• [PROBLEM STATEMENT]:
Will you write out the data exactly, excluding every picture?
╭─ EXERCISE INPUT
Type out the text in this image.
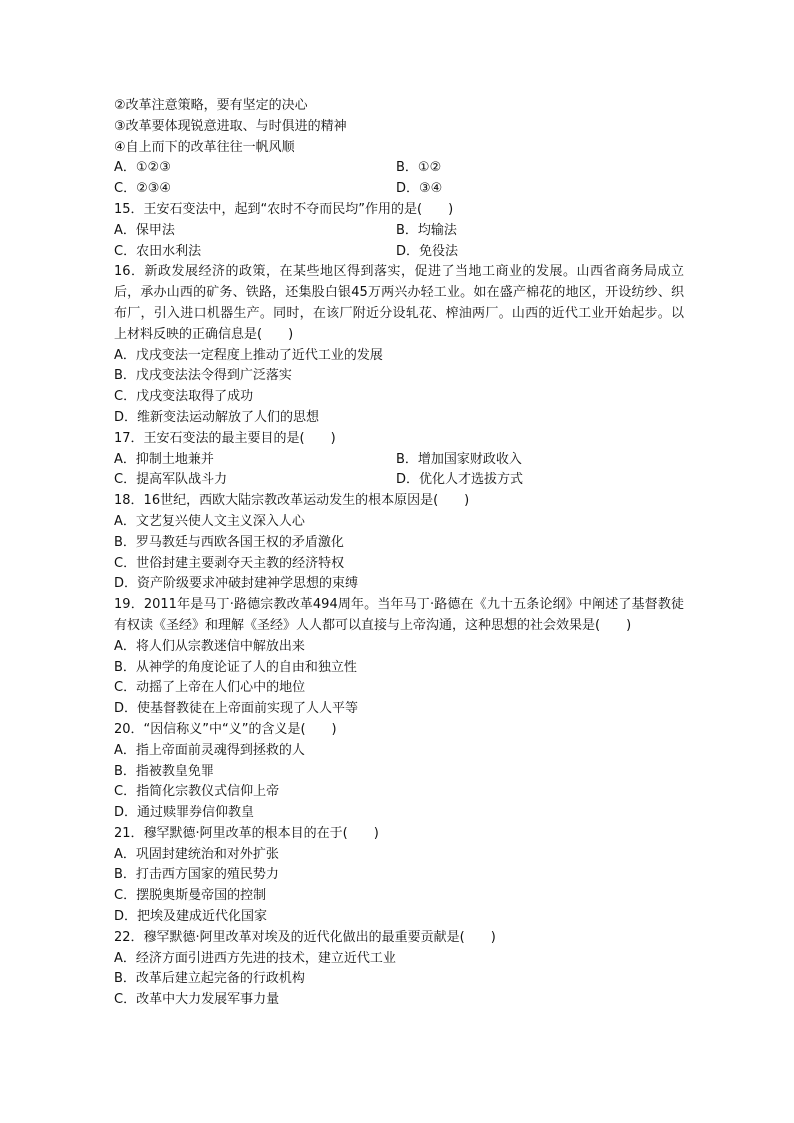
②改革注意策略，要有坚定的决心
③改革要体现锐意进取、与时俱进的精神
④自上而下的改革往往一帆风顺
A．①②③	B．①②
C．②③④	D．③④
15．王安石变法中，起到“农时不夺而民均”作用的是(　　)
A．保甲法	B．均输法
C．农田水利法	D．免役法
16．新政发展经济的政策，在某些地区得到落实，促进了当地工商业的发展。山西省商务局成立后，承办山西的矿务、铁路，还集股白银45万两兴办轻工业。如在盛产棉花的地区，开设纺纱、织布厂，引入进口机器生产。同时，在该厂附近分设轧花、榨油两厂。山西的近代工业开始起步。以上材料反映的正确信息是(　　)
A．戊戌变法一定程度上推动了近代工业的发展
B．戊戌变法法令得到广泛落实
C．戊戌变法取得了成功
D．维新变法运动解放了人们的思想
17．王安石变法的最主要目的是(　　)
A．抑制土地兼并	B．增加国家财政收入
C．提高军队战斗力	D．优化人才选拔方式
18．16世纪，西欧大陆宗教改革运动发生的根本原因是(　　)
A．文艺复兴使人文主义深入人心
B．罗马教廷与西欧各国王权的矛盾激化
C．世俗封建主要剥夺天主教的经济特权
D．资产阶级要求冲破封建神学思想的束缚
19．2011年是马丁·路德宗教改革494周年。当年马丁·路德在《九十五条论纲》中阐述了基督教徒有权读《圣经》和理解《圣经》人人都可以直接与上帝沟通，这种思想的社会效果是(　　)
A．将人们从宗教迷信中解放出来
B．从神学的角度论证了人的自由和独立性
C．动摇了上帝在人们心中的地位
D．使基督教徒在上帝面前实现了人人平等
20．“因信称义”中“义”的含义是(　　)
A．指上帝面前灵魂得到拯救的人
B．指被教皇免罪
C．指简化宗教仪式信仰上帝
D．通过赎罪券信仰教皇
21．穆罕默德·阿里改革的根本目的在于(　　)
A．巩固封建统治和对外扩张
B．打击西方国家的殖民势力
C．摆脱奥斯曼帝国的控制
D．把埃及建成近代化国家
22．穆罕默德·阿里改革对埃及的近代化做出的最重要贡献是(　　)
A．经济方面引进西方先进的技术，建立近代工业
B．改革后建立起完备的行政机构
C．改革中大力发展军事力量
╰─
• [ANSWER TO THE EXERCISE]:
Type out the text in this image.
②改革注意策略，要有坚定的决心
③改革要体现锐意进取、与时俱进的精神
④自上而下的改革往往一帆风顺
A．①②③	B．①②
C．②③④	D．③④
15．王安石变法中，起到“农时不夺而民均”作用的是(　　)
A．保甲法	B．均输法
C．农田水利法	D．免役法
16．新政发展经济的政策，在某些地区得到落实，促进了当地工商业的发展。山西省商务局成立后，承办山西的矿务、铁路，还集股白银45万两兴办轻工业。如在盛产棉花的地区，开设纺纱、织布厂，引入进口机器生产。同时，在该厂附近分设轧花、榨油两厂。山西的近代工业开始起步。以上材料反映的正确信息是(　　)
A．戊戌变法一定程度上推动了近代工业的发展
B．戊戌变法法令得到广泛落实
C．戊戌变法取得了成功
D．维新变法运动解放了人们的思想
17．王安石变法的最主要目的是(　　)
A．抑制土地兼并	B．增加国家财政收入
C．提高军队战斗力	D．优化人才选拔方式
18．16世纪，西欧大陆宗教改革运动发生的根本原因是(　　)
A．文艺复兴使人文主义深入人心
B．罗马教廷与西欧各国王权的矛盾激化
C．世俗封建主要剥夺天主教的经济特权
D．资产阶级要求冲破封建神学思想的束缚
19．2011年是马丁·路德宗教改革494周年。当年马丁·路德在《九十五条论纲》中阐述了基督教徒有权读《圣经》和理解《圣经》人人都可以直接与上帝沟通，这种思想的社会效果是(　　)
A．将人们从宗教迷信中解放出来
B．从神学的角度论证了人的自由和独立性
C．动摇了上帝在人们心中的地位
D．使基督教徒在上帝面前实现了人人平等
20．“因信称义”中“义”的含义是(　　)
A．指上帝面前灵魂得到拯救的人
B．指被教皇免罪
C．指简化宗教仪式信仰上帝
D．通过赎罪券信仰教皇
21．穆罕默德·阿里改革的根本目的在于(　　)
A．巩固封建统治和对外扩张
B．打击西方国家的殖民势力
C．摆脱奥斯曼帝国的控制
D．把埃及建成近代化国家
22．穆罕默德·阿里改革对埃及的近代化做出的最重要贡献是(　　)
A．经济方面引进西方先进的技术，建立近代工业
B．改革后建立起完备的行政机构
C．改革中大力发展军事力量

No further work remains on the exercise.